**Brief:** Omit all images. Transcribe the rest of the material below exactly.

**Input rows:**
## Start

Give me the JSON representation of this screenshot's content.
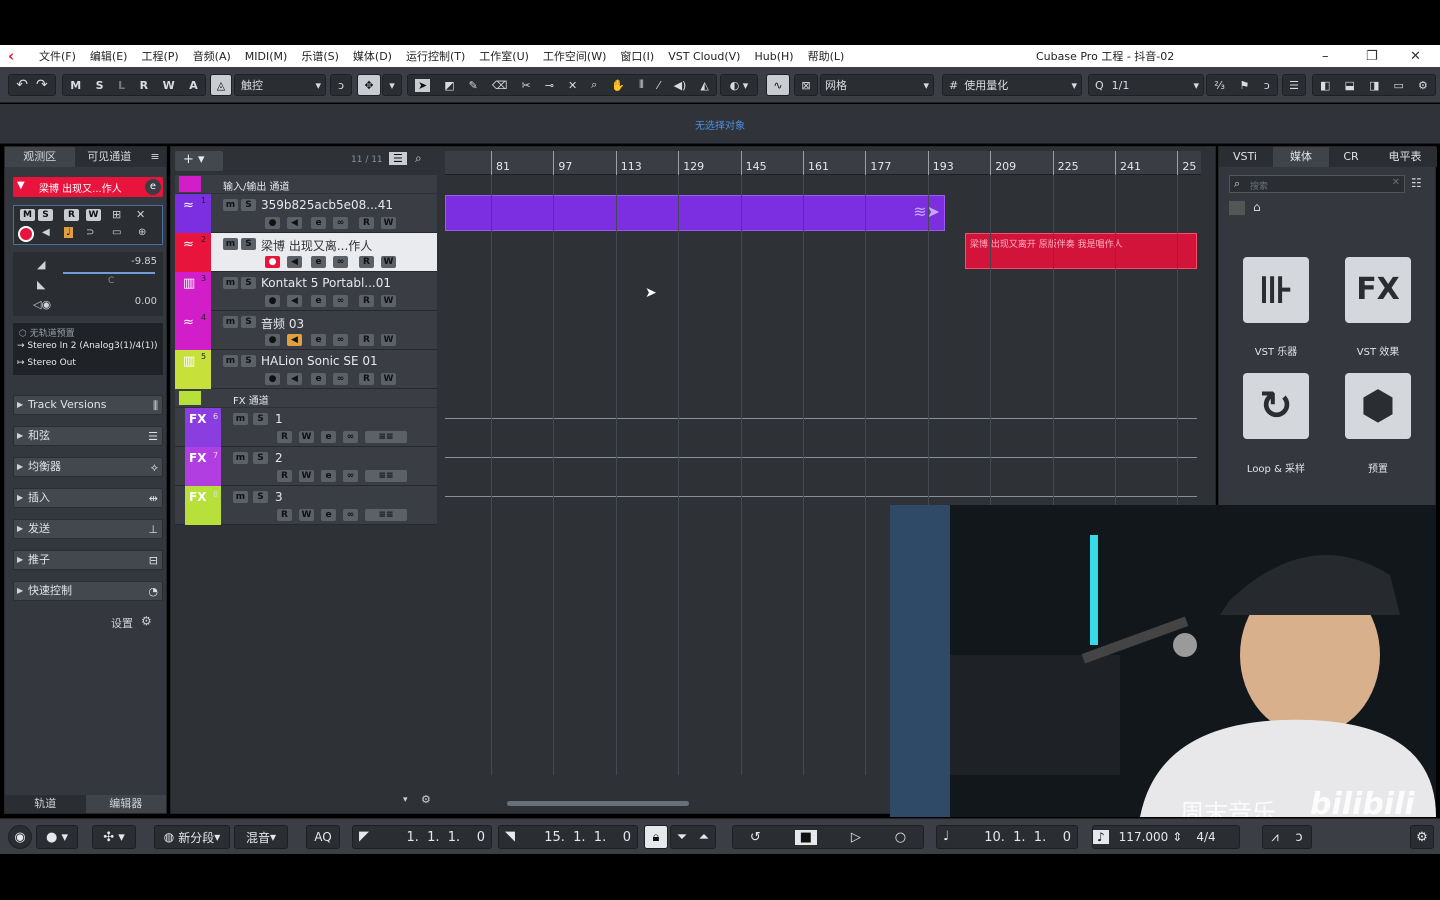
{
  "window": {
    "title": "Cubase Pro 工程 - 抖音-02",
    "controls": [
      "–",
      "❐",
      "✕"
    ]
  },
  "menu": [
    "文件(F)",
    "编辑(E)",
    "工程(P)",
    "音频(A)",
    "MIDI(M)",
    "乐谱(S)",
    "媒体(D)",
    "运行控制(T)",
    "工作室(U)",
    "工作空间(W)",
    "窗口(I)",
    "VST Cloud(V)",
    "Hub(H)",
    "帮助(L)"
  ],
  "toolbar": {
    "undo": "↶",
    "redo": "↷",
    "m": "M",
    "s": "S",
    "l": "L",
    "r": "R",
    "w": "W",
    "a": "A",
    "automation_mode": "触控",
    "snap_type": "网格",
    "quantize_mode": "使用量化",
    "quantize_value": "1/1"
  },
  "infobar": {
    "text": "无选择对象"
  },
  "inspector": {
    "tabs": [
      "观测区",
      "可见通道"
    ],
    "channel_name": "梁博 出现又...作人",
    "buttons": {
      "m": "M",
      "s": "S",
      "r": "R",
      "w": "W"
    },
    "volume": "-9.85",
    "pan": "C",
    "delay": "0.00",
    "routing": {
      "eq": "无轨道预置",
      "input": "Stereo In 2 (Analog3(1)/4(1))",
      "output": "Stereo Out"
    },
    "sections": [
      "Track Versions",
      "和弦",
      "均衡器",
      "插入",
      "发送",
      "推子",
      "快速控制"
    ],
    "settings": "设置",
    "bottom_tabs": [
      "轨道",
      "编辑器"
    ]
  },
  "tracklist": {
    "count": "11 / 11",
    "folder_io": "输入/输出 通道",
    "folder_fx": "FX 通道",
    "tracks": [
      {
        "num": "1",
        "name": "359b825acb5e08...41",
        "color": "#7b2fe0"
      },
      {
        "num": "2",
        "name": "梁博 出现又离...作人",
        "color": "#e8143c"
      },
      {
        "num": "3",
        "name": "Kontakt 5 Portabl...01",
        "color": "#d21ec8"
      },
      {
        "num": "4",
        "name": "音频 03",
        "color": "#d21ec8"
      },
      {
        "num": "5",
        "name": "HALion Sonic SE 01",
        "color": "#c8e03a"
      }
    ],
    "fx": [
      {
        "label": "FX",
        "num": "6",
        "name": "1",
        "color": "#8a3ee0"
      },
      {
        "label": "FX",
        "num": "7",
        "name": "2",
        "color": "#b03ee0"
      },
      {
        "label": "FX",
        "num": "8",
        "name": "3",
        "color": "#b8e03a"
      }
    ]
  },
  "ruler": {
    "bars": [
      "81",
      "97",
      "113",
      "129",
      "145",
      "161",
      "177",
      "193",
      "209",
      "225",
      "241",
      "25"
    ]
  },
  "events": {
    "red_label": "梁博 出现又离开 原版伴奏 我是唱作人"
  },
  "rightzone": {
    "tabs": [
      "VSTi",
      "媒体",
      "CR",
      "电平表"
    ],
    "search_placeholder": "搜索",
    "tiles": [
      {
        "label": "VST 乐器",
        "glyph": "⊪"
      },
      {
        "label": "VST 效果",
        "glyph": "FX"
      },
      {
        "label": "Loop & 采样",
        "glyph": "↻"
      },
      {
        "label": "预置",
        "glyph": "⬢"
      }
    ]
  },
  "transport": {
    "new_part": "新分段",
    "mix": "混音",
    "aq": "AQ",
    "left_locator": "1.  1.  1.    0",
    "right_locator": "15.  1.  1.    0",
    "position": "10.  1.  1.    0",
    "tempo": "117.000",
    "signature": "4/4"
  },
  "video": {
    "watermark": "周末音乐",
    "brand": "bilibili"
  }
}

## End

**Answer to this task:**
Give me the JSON representation of this screenshot's content.
{
  "window": {
    "title": "Cubase Pro 工程 - 抖音-02",
    "controls": [
      "–",
      "❐",
      "✕"
    ]
  },
  "menu": [
    "文件(F)",
    "编辑(E)",
    "工程(P)",
    "音频(A)",
    "MIDI(M)",
    "乐谱(S)",
    "媒体(D)",
    "运行控制(T)",
    "工作室(U)",
    "工作空间(W)",
    "窗口(I)",
    "VST Cloud(V)",
    "Hub(H)",
    "帮助(L)"
  ],
  "toolbar": {
    "undo": "↶",
    "redo": "↷",
    "m": "M",
    "s": "S",
    "l": "L",
    "r": "R",
    "w": "W",
    "a": "A",
    "automation_mode": "触控",
    "snap_type": "网格",
    "quantize_mode": "使用量化",
    "quantize_value": "1/1"
  },
  "infobar": {
    "text": "无选择对象"
  },
  "inspector": {
    "tabs": [
      "观测区",
      "可见通道"
    ],
    "channel_name": "梁博 出现又...作人",
    "buttons": {
      "m": "M",
      "s": "S",
      "r": "R",
      "w": "W"
    },
    "volume": "-9.85",
    "pan": "C",
    "delay": "0.00",
    "routing": {
      "eq": "无轨道预置",
      "input": "Stereo In 2 (Analog3(1)/4(1))",
      "output": "Stereo Out"
    },
    "sections": [
      "Track Versions",
      "和弦",
      "均衡器",
      "插入",
      "发送",
      "推子",
      "快速控制"
    ],
    "settings": "设置",
    "bottom_tabs": [
      "轨道",
      "编辑器"
    ]
  },
  "tracklist": {
    "count": "11 / 11",
    "folder_io": "输入/输出 通道",
    "folder_fx": "FX 通道",
    "tracks": [
      {
        "num": "1",
        "name": "359b825acb5e08...41",
        "color": "#7b2fe0"
      },
      {
        "num": "2",
        "name": "梁博 出现又离...作人",
        "color": "#e8143c"
      },
      {
        "num": "3",
        "name": "Kontakt 5 Portabl...01",
        "color": "#d21ec8"
      },
      {
        "num": "4",
        "name": "音频 03",
        "color": "#d21ec8"
      },
      {
        "num": "5",
        "name": "HALion Sonic SE 01",
        "color": "#c8e03a"
      }
    ],
    "fx": [
      {
        "label": "FX",
        "num": "6",
        "name": "1",
        "color": "#8a3ee0"
      },
      {
        "label": "FX",
        "num": "7",
        "name": "2",
        "color": "#b03ee0"
      },
      {
        "label": "FX",
        "num": "8",
        "name": "3",
        "color": "#b8e03a"
      }
    ]
  },
  "ruler": {
    "bars": [
      "81",
      "97",
      "113",
      "129",
      "145",
      "161",
      "177",
      "193",
      "209",
      "225",
      "241",
      "25"
    ]
  },
  "events": {
    "red_label": "梁博 出现又离开 原版伴奏 我是唱作人"
  },
  "rightzone": {
    "tabs": [
      "VSTi",
      "媒体",
      "CR",
      "电平表"
    ],
    "search_placeholder": "搜索",
    "tiles": [
      {
        "label": "VST 乐器",
        "glyph": "⊪"
      },
      {
        "label": "VST 效果",
        "glyph": "FX"
      },
      {
        "label": "Loop & 采样",
        "glyph": "↻"
      },
      {
        "label": "预置",
        "glyph": "⬢"
      }
    ]
  },
  "transport": {
    "new_part": "新分段",
    "mix": "混音",
    "aq": "AQ",
    "left_locator": "1.  1.  1.    0",
    "right_locator": "15.  1.  1.    0",
    "position": "10.  1.  1.    0",
    "tempo": "117.000",
    "signature": "4/4"
  },
  "video": {
    "watermark": "周末音乐",
    "brand": "bilibili"
  }
}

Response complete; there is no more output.